▸ **Your goal**: Your task is to locate every line holding the string "Retail" and to copy each of them.

::::

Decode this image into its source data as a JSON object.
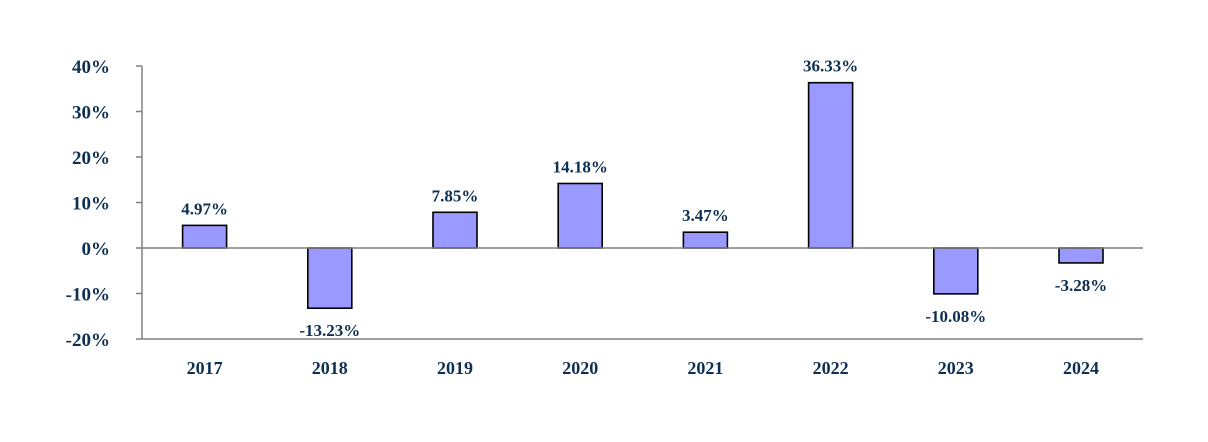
{
  "chart_data": {
    "type": "bar",
    "title": "",
    "xlabel": "",
    "ylabel": "",
    "categories": [
      "2017",
      "2018",
      "2019",
      "2020",
      "2021",
      "2022",
      "2023",
      "2024"
    ],
    "values": [
      4.97,
      -13.23,
      7.85,
      14.18,
      3.47,
      36.33,
      -10.08,
      -3.28
    ],
    "data_labels": [
      "4.97%",
      "-13.23%",
      "7.85%",
      "14.18%",
      "3.47%",
      "36.33%",
      "-10.08%",
      "-3.28%"
    ],
    "ylim": [
      -20,
      40
    ],
    "yticks": [
      40,
      30,
      20,
      10,
      0,
      -10,
      -20
    ],
    "ytick_labels": [
      "40%",
      "30%",
      "20%",
      "10%",
      "0%",
      "-10%",
      "-20%"
    ],
    "grid": false,
    "legend": "none",
    "colors": {
      "bar_fill": "#9999ff",
      "bar_stroke": "#000000",
      "axis": "#808080",
      "text": "#0d2f52"
    }
  }
}
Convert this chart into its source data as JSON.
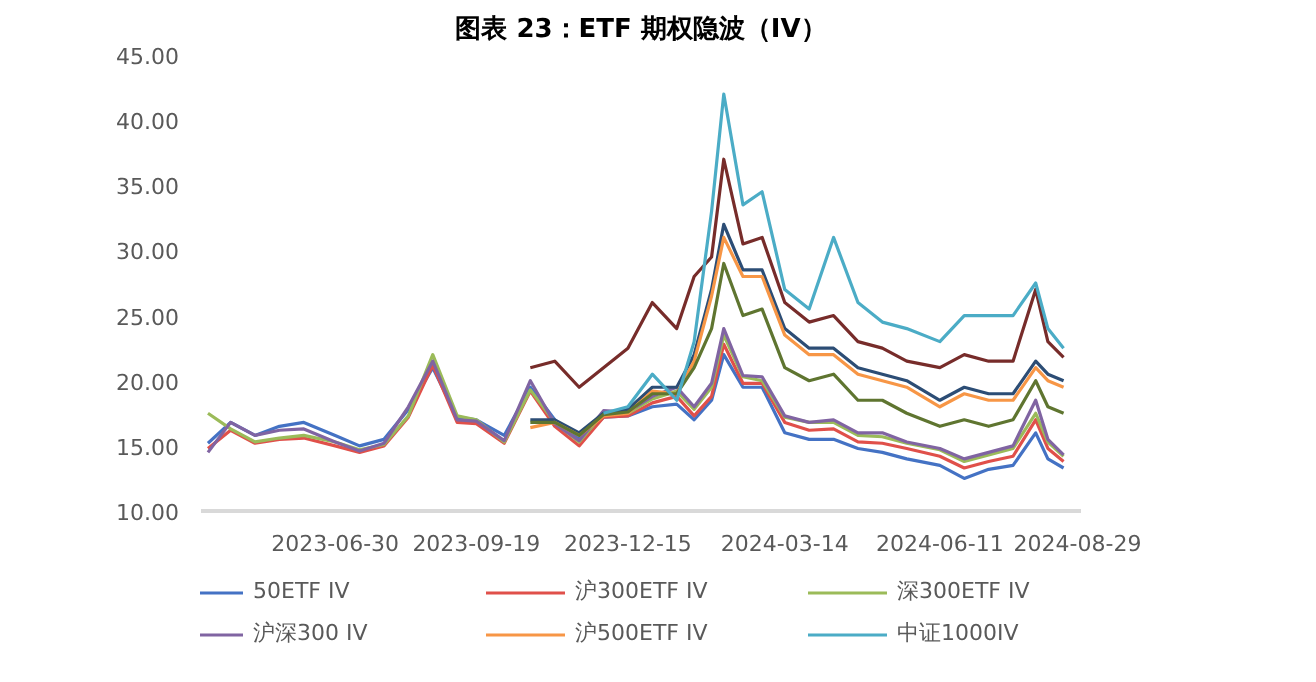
{
  "chart_data": {
    "type": "line",
    "title": "图表 23：ETF 期权隐波（IV）",
    "x": [
      "2023-04-18",
      "2023-05-01",
      "2023-05-15",
      "2023-05-29",
      "2023-06-12",
      "2023-06-30",
      "2023-07-14",
      "2023-07-28",
      "2023-08-11",
      "2023-08-25",
      "2023-09-08",
      "2023-09-19",
      "2023-10-05",
      "2023-10-20",
      "2023-11-03",
      "2023-11-17",
      "2023-12-01",
      "2023-12-15",
      "2023-12-29",
      "2024-01-12",
      "2024-01-22",
      "2024-02-01",
      "2024-02-08",
      "2024-02-19",
      "2024-03-01",
      "2024-03-14",
      "2024-03-28",
      "2024-04-11",
      "2024-04-25",
      "2024-05-09",
      "2024-05-23",
      "2024-06-11",
      "2024-06-25",
      "2024-07-09",
      "2024-07-23",
      "2024-08-05",
      "2024-08-12",
      "2024-08-21"
    ],
    "series": [
      {
        "name": "50ETF IV",
        "color": "#4472c4",
        "values": [
          15.2,
          16.8,
          15.8,
          16.5,
          16.8,
          15.8,
          15.0,
          15.5,
          17.8,
          21.0,
          17.2,
          17.0,
          15.8,
          19.5,
          17.0,
          15.5,
          17.2,
          17.3,
          18.0,
          18.2,
          17.0,
          18.5,
          22.0,
          19.5,
          19.5,
          16.0,
          15.5,
          15.5,
          14.8,
          14.5,
          14.0,
          13.5,
          12.5,
          13.2,
          13.5,
          16.0,
          14.0,
          13.3
        ]
      },
      {
        "name": "沪300ETF IV",
        "color": "#e0504a",
        "values": [
          14.8,
          16.2,
          15.2,
          15.5,
          15.6,
          15.0,
          14.5,
          15.0,
          17.2,
          21.2,
          16.8,
          16.7,
          15.2,
          19.2,
          16.5,
          15.0,
          17.2,
          17.3,
          18.3,
          18.8,
          17.3,
          18.8,
          22.8,
          19.8,
          19.8,
          16.8,
          16.2,
          16.3,
          15.3,
          15.2,
          14.8,
          14.2,
          13.3,
          13.8,
          14.2,
          17.0,
          14.8,
          13.8
        ]
      },
      {
        "name": "深300ETF IV",
        "color": "#9bbb59",
        "values": [
          17.5,
          16.3,
          15.3,
          15.6,
          15.8,
          15.3,
          14.7,
          15.1,
          17.3,
          22.0,
          17.3,
          17.0,
          15.3,
          19.3,
          16.8,
          15.3,
          17.5,
          17.5,
          18.6,
          19.2,
          17.8,
          19.5,
          23.5,
          20.3,
          20.0,
          17.2,
          16.8,
          16.8,
          15.8,
          15.7,
          15.2,
          14.7,
          13.8,
          14.3,
          14.8,
          17.5,
          15.3,
          14.2
        ]
      },
      {
        "name": "沪深300 IV",
        "color": "#8064a2",
        "values": [
          14.5,
          16.8,
          15.8,
          16.2,
          16.3,
          15.3,
          14.6,
          15.2,
          18.0,
          21.5,
          17.0,
          16.9,
          15.4,
          20.0,
          16.7,
          15.4,
          17.7,
          17.6,
          18.8,
          19.5,
          18.0,
          19.8,
          24.0,
          20.4,
          20.3,
          17.3,
          16.8,
          17.0,
          16.0,
          16.0,
          15.3,
          14.8,
          14.0,
          14.5,
          15.0,
          18.5,
          15.5,
          14.3
        ]
      },
      {
        "color": "#2c4d75",
        "values": [
          null,
          null,
          null,
          null,
          null,
          null,
          null,
          null,
          null,
          null,
          null,
          null,
          null,
          17.0,
          17.0,
          16.0,
          17.5,
          17.8,
          19.5,
          19.5,
          22.0,
          27.0,
          32.0,
          28.5,
          28.5,
          24.0,
          22.5,
          22.5,
          21.0,
          20.5,
          20.0,
          18.5,
          19.5,
          19.0,
          19.0,
          21.5,
          20.5,
          20.0
        ]
      },
      {
        "name": "沪500ETF IV",
        "color": "#f79646",
        "values": [
          null,
          null,
          null,
          null,
          null,
          null,
          null,
          null,
          null,
          null,
          null,
          null,
          null,
          16.4,
          16.8,
          15.8,
          17.3,
          17.5,
          19.2,
          19.0,
          21.5,
          26.5,
          31.0,
          28.0,
          28.0,
          23.5,
          22.0,
          22.0,
          20.5,
          20.0,
          19.5,
          18.0,
          19.0,
          18.5,
          18.5,
          21.0,
          20.0,
          19.5
        ]
      },
      {
        "color": "#5f7530",
        "values": [
          null,
          null,
          null,
          null,
          null,
          null,
          null,
          null,
          null,
          null,
          null,
          null,
          null,
          16.8,
          16.8,
          15.8,
          17.4,
          17.6,
          19.0,
          19.0,
          21.0,
          24.0,
          29.0,
          25.0,
          25.5,
          21.0,
          20.0,
          20.5,
          18.5,
          18.5,
          17.5,
          16.5,
          17.0,
          16.5,
          17.0,
          20.0,
          18.0,
          17.5
        ]
      },
      {
        "color": "#772c2a",
        "values": [
          null,
          null,
          null,
          null,
          null,
          null,
          null,
          null,
          null,
          null,
          null,
          null,
          null,
          21.0,
          21.5,
          19.5,
          21.0,
          22.5,
          26.0,
          24.0,
          28.0,
          29.5,
          37.0,
          30.5,
          31.0,
          26.0,
          24.5,
          25.0,
          23.0,
          22.5,
          21.5,
          21.0,
          22.0,
          21.5,
          21.5,
          27.0,
          23.0,
          21.8
        ]
      },
      {
        "name": "中证1000IV",
        "color": "#4bacc6",
        "values": [
          null,
          null,
          null,
          null,
          null,
          null,
          null,
          null,
          null,
          null,
          null,
          null,
          null,
          null,
          null,
          null,
          17.5,
          18.0,
          20.5,
          18.5,
          23.0,
          33.0,
          42.0,
          33.5,
          34.5,
          27.0,
          25.5,
          31.0,
          26.0,
          24.5,
          24.0,
          23.0,
          25.0,
          25.0,
          25.0,
          27.5,
          24.0,
          22.5
        ]
      }
    ],
    "xlim": [
      "2023-04-14",
      "2024-08-31"
    ],
    "xticks": [
      {
        "value": "2023-06-30",
        "label": "2023-06-30"
      },
      {
        "value": "2023-09-19",
        "label": "2023-09-19"
      },
      {
        "value": "2023-12-15",
        "label": "2023-12-15"
      },
      {
        "value": "2024-03-14",
        "label": "2024-03-14"
      },
      {
        "value": "2024-06-11",
        "label": "2024-06-11"
      },
      {
        "value": "2024-08-29",
        "label": "2024-08-29"
      }
    ],
    "ylim": [
      10,
      45
    ],
    "yticks": [
      {
        "value": 10,
        "label": "10.00"
      },
      {
        "value": 15,
        "label": "15.00"
      },
      {
        "value": 20,
        "label": "20.00"
      },
      {
        "value": 25,
        "label": "25.00"
      },
      {
        "value": 30,
        "label": "30.00"
      },
      {
        "value": 35,
        "label": "35.00"
      },
      {
        "value": 40,
        "label": "40.00"
      },
      {
        "value": 45,
        "label": "45.00"
      }
    ],
    "grid": false,
    "legend": "bottom",
    "marker": "none",
    "line_style": "solid"
  }
}
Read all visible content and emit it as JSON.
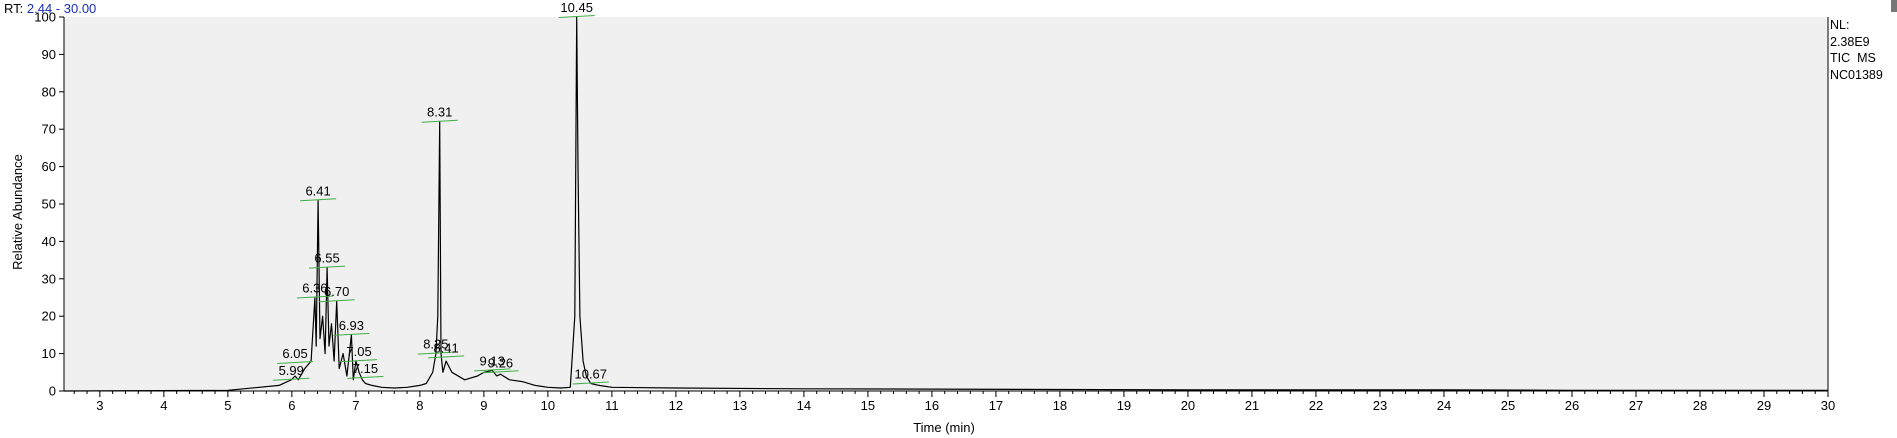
{
  "header": {
    "rt_label": "RT:",
    "rt_range": "2.44 - 30.00"
  },
  "nl_info": {
    "line1": "NL:",
    "line2": "2.38E9",
    "line3": "TIC  MS",
    "line4": "NC01389"
  },
  "colors": {
    "trace": "#000000",
    "baseline_marker": "#3cb043",
    "rt_value": "#1a2fb5",
    "plot_bg": "#f0f0f0"
  },
  "chart_data": {
    "type": "line",
    "xlabel": "Time (min)",
    "ylabel": "Relative Abundance",
    "xlim": [
      2.44,
      30.0
    ],
    "ylim": [
      0,
      100
    ],
    "x_ticks": [
      3,
      4,
      5,
      6,
      7,
      8,
      9,
      10,
      11,
      12,
      13,
      14,
      15,
      16,
      17,
      18,
      19,
      20,
      21,
      22,
      23,
      24,
      25,
      26,
      27,
      28,
      29,
      30
    ],
    "y_ticks": [
      0,
      10,
      20,
      30,
      40,
      50,
      60,
      70,
      80,
      90,
      100
    ],
    "series": [
      {
        "x": [
          2.44,
          5.0,
          5.8,
          5.99,
          6.05,
          6.1,
          6.2,
          6.3,
          6.36,
          6.38,
          6.41,
          6.44,
          6.48,
          6.52,
          6.55,
          6.58,
          6.62,
          6.66,
          6.7,
          6.74,
          6.8,
          6.86,
          6.93,
          6.96,
          7.0,
          7.05,
          7.1,
          7.15,
          7.25,
          7.4,
          7.6,
          7.8,
          8.0,
          8.1,
          8.2,
          8.25,
          8.28,
          8.31,
          8.33,
          8.36,
          8.41,
          8.5,
          8.7,
          8.9,
          9.0,
          9.13,
          9.2,
          9.26,
          9.4,
          9.6,
          9.8,
          10.0,
          10.2,
          10.35,
          10.42,
          10.45,
          10.47,
          10.5,
          10.55,
          10.6,
          10.67,
          10.8,
          11.0,
          12,
          14,
          16,
          18,
          20,
          22,
          24,
          26,
          28,
          30
        ],
        "y": [
          0,
          0.2,
          1.5,
          3,
          4,
          3,
          6,
          8,
          25,
          12,
          51,
          14,
          20,
          10,
          33,
          12,
          18,
          8,
          24,
          6,
          10,
          4,
          15,
          3,
          8,
          5,
          3,
          2,
          1.5,
          1,
          0.8,
          1,
          1.5,
          2,
          5,
          10,
          20,
          72,
          10,
          5,
          8,
          5,
          3,
          4,
          5,
          5.5,
          4,
          4.5,
          3,
          2.5,
          1.5,
          1,
          0.8,
          1,
          20,
          100,
          60,
          20,
          8,
          4,
          2,
          1.5,
          1,
          0.8,
          0.6,
          0.5,
          0.4,
          0.3,
          0.3,
          0.3,
          0.2,
          0.2,
          0.2
        ]
      }
    ],
    "peak_labels": [
      {
        "rt": "5.99",
        "x": 5.99,
        "y": 3
      },
      {
        "rt": "6.05",
        "x": 6.05,
        "y": 7.5
      },
      {
        "rt": "6.36",
        "x": 6.36,
        "y": 25
      },
      {
        "rt": "6.41",
        "x": 6.41,
        "y": 51
      },
      {
        "rt": "6.55",
        "x": 6.55,
        "y": 33
      },
      {
        "rt": "6.70",
        "x": 6.7,
        "y": 24
      },
      {
        "rt": "6.93",
        "x": 6.93,
        "y": 15
      },
      {
        "rt": "7.05",
        "x": 7.05,
        "y": 8
      },
      {
        "rt": "7.15",
        "x": 7.15,
        "y": 3.5
      },
      {
        "rt": "8.25",
        "x": 8.25,
        "y": 10
      },
      {
        "rt": "8.31",
        "x": 8.31,
        "y": 72
      },
      {
        "rt": "8.41",
        "x": 8.41,
        "y": 9
      },
      {
        "rt": "9.13",
        "x": 9.13,
        "y": 5.5
      },
      {
        "rt": "9.26",
        "x": 9.26,
        "y": 5
      },
      {
        "rt": "10.45",
        "x": 10.45,
        "y": 100
      },
      {
        "rt": "10.67",
        "x": 10.67,
        "y": 2
      }
    ]
  }
}
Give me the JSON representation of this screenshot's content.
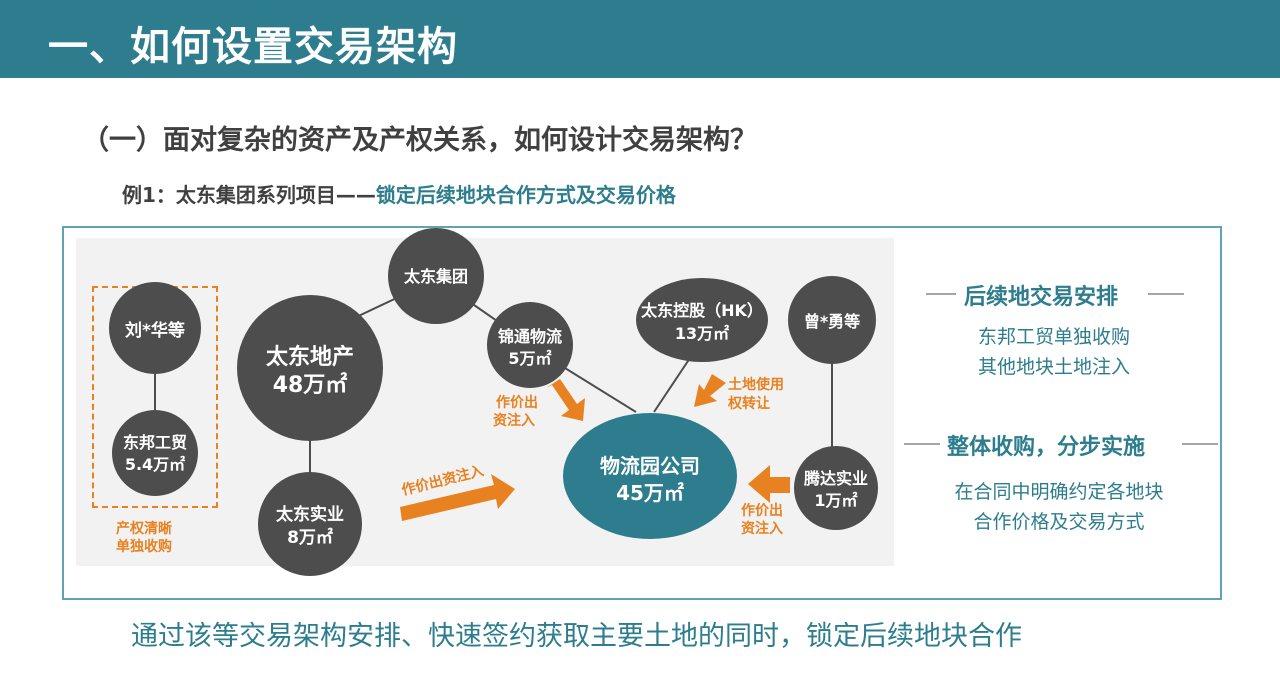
{
  "header": {
    "title": "一、如何设置交易架构"
  },
  "subtitle": "（一）面对复杂的资产及产权关系，如何设计交易架构？",
  "example": {
    "prefix": "例1：太东集团系列项目——",
    "highlight": "锁定后续地块合作方式及交易价格"
  },
  "diagram": {
    "nodes": {
      "liu": {
        "line1": "刘*华等"
      },
      "dongbang": {
        "line1": "东邦工贸",
        "line2": "5.4万㎡"
      },
      "dichan": {
        "line1": "太东地产",
        "line2": "48万㎡"
      },
      "shiye": {
        "line1": "太东实业",
        "line2": "8万㎡"
      },
      "jituan": {
        "line1": "太东集团"
      },
      "jintong": {
        "line1": "锦通物流",
        "line2": "5万㎡"
      },
      "konggu": {
        "line1": "太东控股（HK）",
        "line2": "13万㎡"
      },
      "zeng": {
        "line1": "曾*勇等"
      },
      "tengda": {
        "line1": "腾达实业",
        "line2": "1万㎡"
      },
      "wuliu": {
        "line1": "物流园公司",
        "line2": "45万㎡"
      }
    },
    "labels": {
      "clear_title": "产权清晰",
      "clear_title2": "单独收购",
      "invest_main": "作价出资注入",
      "invest_left_1": "作价出",
      "invest_left_2": "资注入",
      "land_use_1": "土地使用",
      "land_use_2": "权转让",
      "invest_right_1": "作价出",
      "invest_right_2": "资注入"
    },
    "colors": {
      "dark_node": "#4d4d4d",
      "teal_node": "#2d7d8e",
      "arrow": "#e8811f"
    }
  },
  "right_panel": {
    "section1": {
      "heading": "后续地交易安排",
      "line1": "东邦工贸单独收购",
      "line2": "其他地块土地注入"
    },
    "section2": {
      "heading": "整体收购，分步实施",
      "line1": "在合同中明确约定各地块",
      "line2": "合作价格及交易方式"
    }
  },
  "footer": "通过该等交易架构安排、快速签约获取主要土地的同时，锁定后续地块合作"
}
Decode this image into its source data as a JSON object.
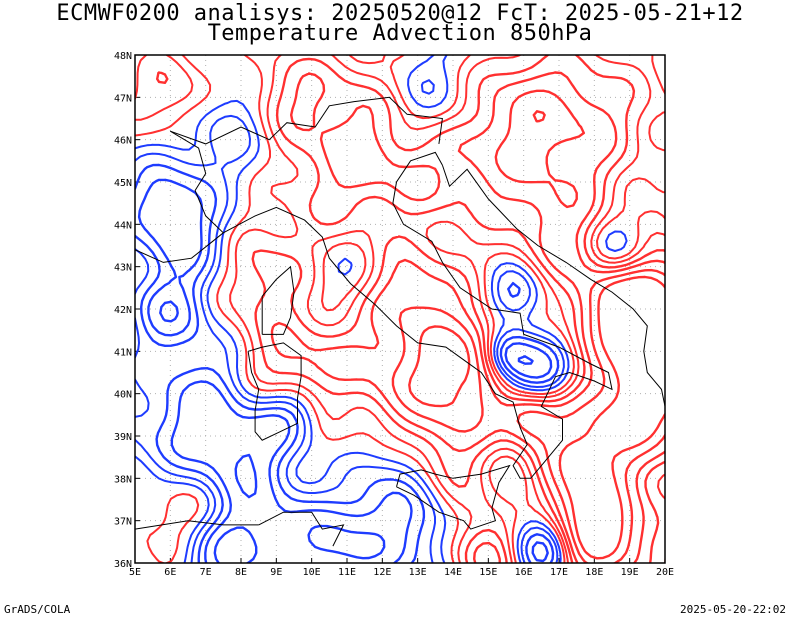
{
  "title": {
    "line1": "ECMWF0200 analisys: 20250520@12 FcT: 2025-05-21+12",
    "line2": "Temperature Advection 850hPa"
  },
  "map": {
    "lon_range": [
      5,
      20
    ],
    "lat_range": [
      36,
      48
    ],
    "lon_ticks": [
      "5E",
      "6E",
      "7E",
      "8E",
      "9E",
      "10E",
      "11E",
      "12E",
      "13E",
      "14E",
      "15E",
      "16E",
      "17E",
      "18E",
      "19E",
      "20E"
    ],
    "lat_ticks": [
      "36N",
      "37N",
      "38N",
      "39N",
      "40N",
      "41N",
      "42N",
      "43N",
      "44N",
      "45N",
      "46N",
      "47N",
      "48N"
    ],
    "grid": true,
    "colors": {
      "warm_advection": "#ff3030",
      "cold_advection": "#1e3cff",
      "coastline": "#000000",
      "grid": "#b0b0b0"
    }
  },
  "footer": {
    "left": "GrADS/COLA",
    "right": "2025-05-20-22:02"
  }
}
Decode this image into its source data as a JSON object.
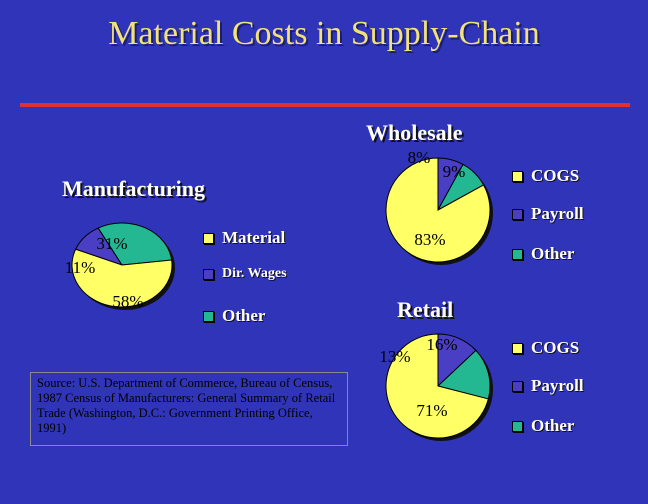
{
  "title": "Material Costs in Supply-Chain",
  "colors": {
    "background": "#2f34b8",
    "title": "#f2e27a",
    "rule": "#e03030",
    "slice_primary": "#ffff66",
    "slice_secondary": "#4a3fc4",
    "slice_other": "#24b892"
  },
  "source_note": "Source: U.S. Department of Commerce, Bureau of Census, 1987 Census of Manufacturers: General Summary of Retail Trade (Washington, D.C.: Government Printing Office, 1991)",
  "chart_data": [
    {
      "type": "pie",
      "title": "Manufacturing",
      "categories": [
        "Material",
        "Dir. Wages",
        "Other"
      ],
      "values": [
        58,
        11,
        31
      ],
      "labels": [
        "58%",
        "11%",
        "31%"
      ],
      "legend": "right"
    },
    {
      "type": "pie",
      "title": "Wholesale",
      "categories": [
        "COGS",
        "Payroll",
        "Other"
      ],
      "values": [
        83,
        8,
        9
      ],
      "labels": [
        "83%",
        "8%",
        "9%"
      ],
      "legend": "right"
    },
    {
      "type": "pie",
      "title": "Retail",
      "categories": [
        "COGS",
        "Payroll",
        "Other"
      ],
      "values": [
        71,
        13,
        16
      ],
      "labels": [
        "71%",
        "13%",
        "16%"
      ],
      "legend": "right"
    }
  ]
}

::::

▸ **Full solution**:
  "source_note": "Source: U.S. Department of Commerce, Bureau of Census, 1987 Census of Manufacturers: General Summary of Retail Trade (Washington, D.C.: Government Printing Office, 1991)",
      "title": "Retail",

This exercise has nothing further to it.